- Exercice 1 -
Reproduisez l'extrait sur les relations irano-saoudiennes depuis « Si les faits » jusqu'à « restants du Golfe. » inclus.
* * * * *
Si les faits se passent comme prévu, les mesures exécutives pour rétablir les relations diplomatiques entre l'Iran et l'Arabie saoudite sont censées prendre une mesure pratique en rouvrant les ambassades de chacun d'eux dans l'autre pays, au plus tard le 9 mai, selon les attentes du vice-ministre iranien des Affaires étrangères, Ali Reza Enayati.

Une délégation saoudienne s’était rendue en Iran en préparation à la réouverture de l’ambassade à Téhéran et du consulat du royaume à Machhad.

De même, l’Iran œuvre pour rouvrir son ambassade à Riyad et son consulat à Jiddah, avant la saison du pèlerinage.

Dans le même contexte, des préparatifs ont lieu pour rétablir les relations entre l’Iran et le Bahreïn. L’Iran entretient des relations diplomatiques avec les pays restants du Golfe.

En effet, l’accord irano-saoudien a eu des échos positifs dans la région, à l’exception de l’entité temporaire qui planche sur les répercussions de ces évolutions sur ses plans, visant à former une alliance régionale face à la République islamique, sous le couvert de la normalisation.

En outre, les États-Unis expriment leurs réserves sur ces développements, surtout qu’ils ont eu lieu loin de la couverture américaine en raison notamment de l’entrée de la Chine comme acteur de paix dans le Moyen Orient.
* * * * *
- Exercice 2 -
Transformez en liste numérotée les enregistrements, depuis le tout premier jusqu'à la ligne contenant « category-label: Fish and » comprise, en omettant les lignes vides et sans rien y ajouter.

- Données affichées -
* * * * *
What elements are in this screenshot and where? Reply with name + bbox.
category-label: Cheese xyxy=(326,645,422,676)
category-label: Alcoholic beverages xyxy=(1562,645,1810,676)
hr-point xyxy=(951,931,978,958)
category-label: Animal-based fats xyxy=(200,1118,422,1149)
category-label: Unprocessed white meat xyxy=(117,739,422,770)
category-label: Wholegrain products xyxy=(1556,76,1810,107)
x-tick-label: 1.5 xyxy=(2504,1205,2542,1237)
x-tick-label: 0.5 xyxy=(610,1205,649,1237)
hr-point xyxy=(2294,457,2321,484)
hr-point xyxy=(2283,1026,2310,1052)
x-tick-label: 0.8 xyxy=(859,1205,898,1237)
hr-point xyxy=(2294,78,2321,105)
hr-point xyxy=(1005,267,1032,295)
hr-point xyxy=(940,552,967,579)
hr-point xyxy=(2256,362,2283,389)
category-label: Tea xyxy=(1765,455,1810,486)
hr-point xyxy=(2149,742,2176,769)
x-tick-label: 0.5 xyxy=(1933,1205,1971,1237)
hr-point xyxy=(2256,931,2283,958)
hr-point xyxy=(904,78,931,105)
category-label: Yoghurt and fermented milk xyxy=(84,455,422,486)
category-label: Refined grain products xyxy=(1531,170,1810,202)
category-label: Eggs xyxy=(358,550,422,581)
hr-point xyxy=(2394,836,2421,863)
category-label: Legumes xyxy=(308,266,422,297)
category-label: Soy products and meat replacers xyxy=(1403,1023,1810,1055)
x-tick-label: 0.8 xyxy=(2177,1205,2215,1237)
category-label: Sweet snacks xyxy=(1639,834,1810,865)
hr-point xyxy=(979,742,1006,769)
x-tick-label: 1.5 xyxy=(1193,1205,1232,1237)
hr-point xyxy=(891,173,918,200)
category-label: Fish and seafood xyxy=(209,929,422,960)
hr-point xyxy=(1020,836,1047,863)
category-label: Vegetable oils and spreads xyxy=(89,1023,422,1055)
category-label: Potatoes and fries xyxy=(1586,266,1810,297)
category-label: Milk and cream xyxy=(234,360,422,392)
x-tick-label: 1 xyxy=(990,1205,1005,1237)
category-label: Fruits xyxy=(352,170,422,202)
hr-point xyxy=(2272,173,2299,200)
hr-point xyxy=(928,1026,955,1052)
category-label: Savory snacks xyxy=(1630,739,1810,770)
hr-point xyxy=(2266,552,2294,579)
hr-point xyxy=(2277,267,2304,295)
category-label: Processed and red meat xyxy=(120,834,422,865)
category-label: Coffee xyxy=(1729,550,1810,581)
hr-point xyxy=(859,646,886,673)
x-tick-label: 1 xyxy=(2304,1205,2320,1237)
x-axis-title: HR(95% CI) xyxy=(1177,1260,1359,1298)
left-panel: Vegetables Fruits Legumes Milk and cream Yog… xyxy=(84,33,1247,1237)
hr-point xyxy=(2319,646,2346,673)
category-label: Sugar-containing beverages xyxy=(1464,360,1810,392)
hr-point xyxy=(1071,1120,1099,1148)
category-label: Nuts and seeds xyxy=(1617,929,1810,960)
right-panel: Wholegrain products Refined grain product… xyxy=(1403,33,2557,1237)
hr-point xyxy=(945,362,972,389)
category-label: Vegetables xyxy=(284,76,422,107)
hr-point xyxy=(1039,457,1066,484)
* * * * *
- Résultat attendu 1 -
Si les faits se passent comme prévu, les mesures exécutives pour rétablir les relations diplomatiques entre l'Iran et l'Arabie saoudite sont censées prendre une mesure pratique en rouvrant les ambassades de chacun d'eux dans l'autre pays, au plus tard le 9 mai, selon les attentes du vice-ministre iranien des Affaires étrangères, Ali Reza Enayati.

Une délégation saoudienne s’était rendue en Iran en préparation à la réouverture de l’ambassade à Téhéran et du consulat du royaume à Machhad.

De même, l’Iran œuvre pour rouvrir son ambassade à Riyad et son consulat à Jiddah, avant la saison du pèlerinage.

Dans le même contexte, des préparatifs ont lieu pour rétablir les relations entre l’Iran et le Bahreïn. L’Iran entretient des relations diplomatiques avec les pays restants du Golfe.

- Résultat attendu 2 -
1. What elements are in this screenshot and where? Reply with name + bbox.
2. category-label: Cheese xyxy=(326,645,422,676)
3. category-label: Alcoholic beverages xyxy=(1562,645,1810,676)
4. hr-point xyxy=(951,931,978,958)
5. category-label: Animal-based fats xyxy=(200,1118,422,1149)
6. category-label: Unprocessed white meat xyxy=(117,739,422,770)
7. category-label: Wholegrain products xyxy=(1556,76,1810,107)
8. x-tick-label: 1.5 xyxy=(2504,1205,2542,1237)
9. x-tick-label: 0.5 xyxy=(610,1205,649,1237)
10. hr-point xyxy=(2294,457,2321,484)
11. hr-point xyxy=(2283,1026,2310,1052)
12. x-tick-label: 0.8 xyxy=(859,1205,898,1237)
13. hr-point xyxy=(2294,78,2321,105)
14. hr-point xyxy=(1005,267,1032,295)
15. hr-point xyxy=(940,552,967,579)
16. hr-point xyxy=(2256,362,2283,389)
17. category-label: Tea xyxy=(1765,455,1810,486)
18. hr-point xyxy=(2149,742,2176,769)
19. x-tick-label: 0.5 xyxy=(1933,1205,1971,1237)
20. hr-point xyxy=(2256,931,2283,958)
21. hr-point xyxy=(904,78,931,105)
22. category-label: Yoghurt and fermented milk xyxy=(84,455,422,486)
23. category-label: Refined grain products xyxy=(1531,170,1810,202)
24. category-label: Eggs xyxy=(358,550,422,581)
25. hr-point xyxy=(2394,836,2421,863)
26. category-label: Legumes xyxy=(308,266,422,297)
27. category-label: Soy products and meat replacers xyxy=(1403,1023,1810,1055)
28. x-tick-label: 0.8 xyxy=(2177,1205,2215,1237)
29. category-label: Sweet snacks xyxy=(1639,834,1810,865)
30. hr-point xyxy=(979,742,1006,769)
31. x-tick-label: 1.5 xyxy=(1193,1205,1232,1237)
32. hr-point xyxy=(891,173,918,200)
33. category-label: Fish and seafood xyxy=(209,929,422,960)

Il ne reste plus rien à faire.